__Problem__:
Wherever a line holds the word "this", copy that line out.

## Start Records to process

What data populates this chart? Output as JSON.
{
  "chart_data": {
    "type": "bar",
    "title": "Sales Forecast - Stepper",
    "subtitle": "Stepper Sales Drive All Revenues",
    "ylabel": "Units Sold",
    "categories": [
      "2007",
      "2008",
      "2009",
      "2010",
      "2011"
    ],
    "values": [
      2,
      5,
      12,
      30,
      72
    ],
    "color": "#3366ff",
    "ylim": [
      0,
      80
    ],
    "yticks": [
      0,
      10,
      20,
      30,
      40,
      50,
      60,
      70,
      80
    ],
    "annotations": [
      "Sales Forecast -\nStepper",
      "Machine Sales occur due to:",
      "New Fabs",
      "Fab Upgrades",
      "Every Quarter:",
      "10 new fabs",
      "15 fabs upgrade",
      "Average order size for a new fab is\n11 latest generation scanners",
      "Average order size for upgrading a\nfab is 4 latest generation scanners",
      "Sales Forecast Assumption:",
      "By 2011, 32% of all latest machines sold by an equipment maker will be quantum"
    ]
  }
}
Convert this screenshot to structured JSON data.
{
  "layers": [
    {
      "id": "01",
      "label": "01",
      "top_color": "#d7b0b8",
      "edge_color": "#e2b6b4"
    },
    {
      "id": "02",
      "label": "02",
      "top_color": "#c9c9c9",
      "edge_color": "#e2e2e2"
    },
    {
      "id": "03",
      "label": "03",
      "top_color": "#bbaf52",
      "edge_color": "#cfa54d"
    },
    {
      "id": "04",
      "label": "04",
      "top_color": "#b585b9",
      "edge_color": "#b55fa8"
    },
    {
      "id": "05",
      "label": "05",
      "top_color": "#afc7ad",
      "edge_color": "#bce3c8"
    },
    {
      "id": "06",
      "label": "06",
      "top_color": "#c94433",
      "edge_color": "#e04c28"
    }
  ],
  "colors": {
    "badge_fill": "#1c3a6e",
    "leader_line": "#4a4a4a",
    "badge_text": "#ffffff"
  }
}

## End Records to process

__Reply to the task__:
What data populates this chart? Output as JSON.
Convert this screenshot to structured JSON data.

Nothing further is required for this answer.